◆ Your task ◆
Reproduce the listing below in full and without alteration, apart from its pictures.

◆ Supplied data ◆
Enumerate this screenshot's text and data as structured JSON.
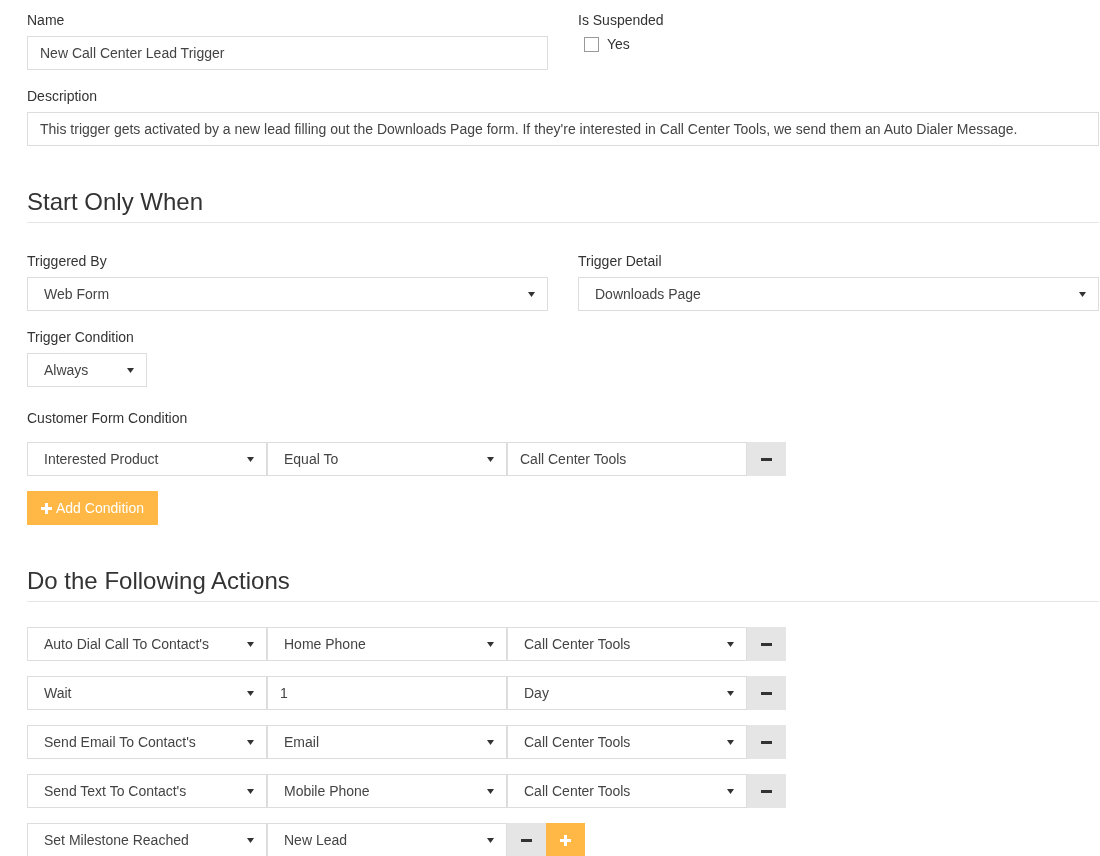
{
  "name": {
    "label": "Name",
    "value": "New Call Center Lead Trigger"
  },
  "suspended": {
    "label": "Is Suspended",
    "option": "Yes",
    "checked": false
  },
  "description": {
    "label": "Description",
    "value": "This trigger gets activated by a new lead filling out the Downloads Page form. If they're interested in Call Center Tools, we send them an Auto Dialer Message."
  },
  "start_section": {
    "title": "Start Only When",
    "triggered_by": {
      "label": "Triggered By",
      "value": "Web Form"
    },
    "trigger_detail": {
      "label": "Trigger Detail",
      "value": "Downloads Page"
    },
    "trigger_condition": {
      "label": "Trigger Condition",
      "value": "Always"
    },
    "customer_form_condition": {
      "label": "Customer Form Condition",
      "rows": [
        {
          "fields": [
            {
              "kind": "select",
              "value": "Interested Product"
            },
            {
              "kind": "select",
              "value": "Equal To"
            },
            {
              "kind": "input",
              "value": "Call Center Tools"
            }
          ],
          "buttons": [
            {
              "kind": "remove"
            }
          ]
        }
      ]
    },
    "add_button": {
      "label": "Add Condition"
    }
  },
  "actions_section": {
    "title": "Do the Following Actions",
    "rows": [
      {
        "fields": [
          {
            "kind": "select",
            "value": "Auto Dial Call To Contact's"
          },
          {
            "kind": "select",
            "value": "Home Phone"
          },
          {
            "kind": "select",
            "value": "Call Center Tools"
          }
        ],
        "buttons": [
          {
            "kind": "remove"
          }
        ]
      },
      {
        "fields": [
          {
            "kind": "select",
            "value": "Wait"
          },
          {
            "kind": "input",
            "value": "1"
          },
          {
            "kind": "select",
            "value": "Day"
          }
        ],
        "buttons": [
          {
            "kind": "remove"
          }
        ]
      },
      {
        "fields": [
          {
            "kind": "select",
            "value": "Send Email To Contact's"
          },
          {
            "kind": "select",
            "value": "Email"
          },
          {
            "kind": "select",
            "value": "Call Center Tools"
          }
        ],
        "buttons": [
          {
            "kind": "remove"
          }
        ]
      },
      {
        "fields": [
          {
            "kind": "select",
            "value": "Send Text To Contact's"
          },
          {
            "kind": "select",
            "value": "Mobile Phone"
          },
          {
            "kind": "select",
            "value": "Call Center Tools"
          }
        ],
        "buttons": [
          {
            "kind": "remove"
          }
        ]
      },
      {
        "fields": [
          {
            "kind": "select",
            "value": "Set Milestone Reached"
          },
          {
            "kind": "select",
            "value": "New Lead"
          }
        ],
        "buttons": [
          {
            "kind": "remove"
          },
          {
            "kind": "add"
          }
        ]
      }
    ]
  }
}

◆ Answer in full ◆
Enumerate this screenshot's text and data as structured JSON.
{
  "name": {
    "label": "Name",
    "value": "New Call Center Lead Trigger"
  },
  "suspended": {
    "label": "Is Suspended",
    "option": "Yes",
    "checked": false
  },
  "description": {
    "label": "Description",
    "value": "This trigger gets activated by a new lead filling out the Downloads Page form. If they're interested in Call Center Tools, we send them an Auto Dialer Message."
  },
  "start_section": {
    "title": "Start Only When",
    "triggered_by": {
      "label": "Triggered By",
      "value": "Web Form"
    },
    "trigger_detail": {
      "label": "Trigger Detail",
      "value": "Downloads Page"
    },
    "trigger_condition": {
      "label": "Trigger Condition",
      "value": "Always"
    },
    "customer_form_condition": {
      "label": "Customer Form Condition",
      "rows": [
        {
          "fields": [
            {
              "kind": "select",
              "value": "Interested Product"
            },
            {
              "kind": "select",
              "value": "Equal To"
            },
            {
              "kind": "input",
              "value": "Call Center Tools"
            }
          ],
          "buttons": [
            {
              "kind": "remove"
            }
          ]
        }
      ]
    },
    "add_button": {
      "label": "Add Condition"
    }
  },
  "actions_section": {
    "title": "Do the Following Actions",
    "rows": [
      {
        "fields": [
          {
            "kind": "select",
            "value": "Auto Dial Call To Contact's"
          },
          {
            "kind": "select",
            "value": "Home Phone"
          },
          {
            "kind": "select",
            "value": "Call Center Tools"
          }
        ],
        "buttons": [
          {
            "kind": "remove"
          }
        ]
      },
      {
        "fields": [
          {
            "kind": "select",
            "value": "Wait"
          },
          {
            "kind": "input",
            "value": "1"
          },
          {
            "kind": "select",
            "value": "Day"
          }
        ],
        "buttons": [
          {
            "kind": "remove"
          }
        ]
      },
      {
        "fields": [
          {
            "kind": "select",
            "value": "Send Email To Contact's"
          },
          {
            "kind": "select",
            "value": "Email"
          },
          {
            "kind": "select",
            "value": "Call Center Tools"
          }
        ],
        "buttons": [
          {
            "kind": "remove"
          }
        ]
      },
      {
        "fields": [
          {
            "kind": "select",
            "value": "Send Text To Contact's"
          },
          {
            "kind": "select",
            "value": "Mobile Phone"
          },
          {
            "kind": "select",
            "value": "Call Center Tools"
          }
        ],
        "buttons": [
          {
            "kind": "remove"
          }
        ]
      },
      {
        "fields": [
          {
            "kind": "select",
            "value": "Set Milestone Reached"
          },
          {
            "kind": "select",
            "value": "New Lead"
          }
        ],
        "buttons": [
          {
            "kind": "remove"
          },
          {
            "kind": "add"
          }
        ]
      }
    ]
  }
}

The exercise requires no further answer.